Requirement
Leave out the pictures; transcribe all else exactly.

═════ Data rows ═════

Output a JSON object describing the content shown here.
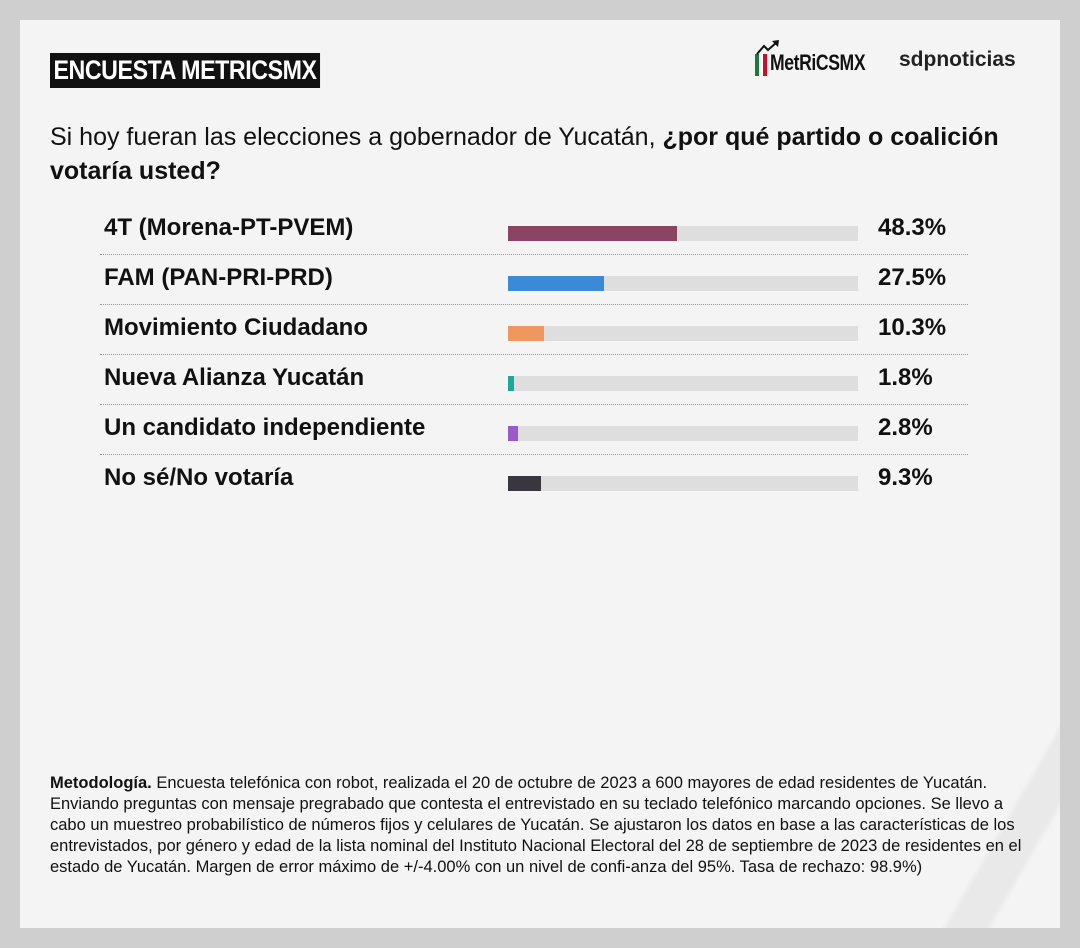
{
  "header": {
    "badge": "ENCUESTA METRICSMX",
    "logo_metrics": "MetRiCSMX",
    "logo_sdp": "sdpnoticias"
  },
  "question": {
    "normal": "Si hoy fueran las elecciones a  gobernador de Yucatán, ",
    "bold": "¿por qué partido o coalición votaría usted?"
  },
  "colors": {
    "track": "#dedede",
    "flag": [
      "#1a7a3a",
      "#ffffff",
      "#c8102e"
    ]
  },
  "chart_data": {
    "type": "bar",
    "orientation": "horizontal",
    "title": "Si hoy fueran las elecciones a gobernador de Yucatán, ¿por qué partido o coalición votaría usted?",
    "categories": [
      "4T (Morena-PT-PVEM)",
      "FAM (PAN-PRI-PRD)",
      "Movimiento Ciudadano",
      "Nueva Alianza Yucatán",
      "Un candidato independiente",
      "No sé/No votaría"
    ],
    "values": [
      48.3,
      27.5,
      10.3,
      1.8,
      2.8,
      9.3
    ],
    "labels": [
      "48.3%",
      "27.5%",
      "10.3%",
      "1.8%",
      "2.8%",
      "9.3%"
    ],
    "colors": [
      "#8b4563",
      "#3a8ad6",
      "#f0975f",
      "#1aa89a",
      "#9b59c9",
      "#3a363d"
    ],
    "xlim": [
      0,
      100
    ],
    "unit": "%"
  },
  "methodology": {
    "title": "Metodología.",
    "text": " Encuesta telefónica con robot, realizada el 20 de octubre de 2023 a 600 mayores de edad residentes de Yucatán. Enviando preguntas con mensaje pregrabado que contesta el entrevistado en su teclado telefónico marcando opciones. Se llevo a cabo un muestreo probabilístico de números fijos y celulares de Yucatán. Se ajustaron los datos en base a las características de los entrevistados, por género y edad de la lista nominal del Instituto Nacional Electoral del 28 de septiembre de 2023 de residentes en el estado de Yucatán. Margen de error máximo de +/-4.00% con un nivel de confi-anza del 95%. Tasa de rechazo: 98.9%)"
  }
}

═════

Result below
Output a JSON object describing the content shown here.
{
  "header": {
    "badge": "ENCUESTA METRICSMX",
    "logo_metrics": "MetRiCSMX",
    "logo_sdp": "sdpnoticias"
  },
  "question": {
    "normal": "Si hoy fueran las elecciones a  gobernador de Yucatán, ",
    "bold": "¿por qué partido o coalición votaría usted?"
  },
  "colors": {
    "track": "#dedede",
    "flag": [
      "#1a7a3a",
      "#ffffff",
      "#c8102e"
    ]
  },
  "chart_data": {
    "type": "bar",
    "orientation": "horizontal",
    "title": "Si hoy fueran las elecciones a gobernador de Yucatán, ¿por qué partido o coalición votaría usted?",
    "categories": [
      "4T (Morena-PT-PVEM)",
      "FAM (PAN-PRI-PRD)",
      "Movimiento Ciudadano",
      "Nueva Alianza Yucatán",
      "Un candidato independiente",
      "No sé/No votaría"
    ],
    "values": [
      48.3,
      27.5,
      10.3,
      1.8,
      2.8,
      9.3
    ],
    "labels": [
      "48.3%",
      "27.5%",
      "10.3%",
      "1.8%",
      "2.8%",
      "9.3%"
    ],
    "colors": [
      "#8b4563",
      "#3a8ad6",
      "#f0975f",
      "#1aa89a",
      "#9b59c9",
      "#3a363d"
    ],
    "xlim": [
      0,
      100
    ],
    "unit": "%"
  },
  "methodology": {
    "title": "Metodología.",
    "text": " Encuesta telefónica con robot, realizada el 20 de octubre de 2023 a 600 mayores de edad residentes de Yucatán. Enviando preguntas con mensaje pregrabado que contesta el entrevistado en su teclado telefónico marcando opciones. Se llevo a cabo un muestreo probabilístico de números fijos y celulares de Yucatán. Se ajustaron los datos en base a las características de los entrevistados, por género y edad de la lista nominal del Instituto Nacional Electoral del 28 de septiembre de 2023 de residentes en el estado de Yucatán. Margen de error máximo de +/-4.00% con un nivel de confi-anza del 95%. Tasa de rechazo: 98.9%)"
  }
}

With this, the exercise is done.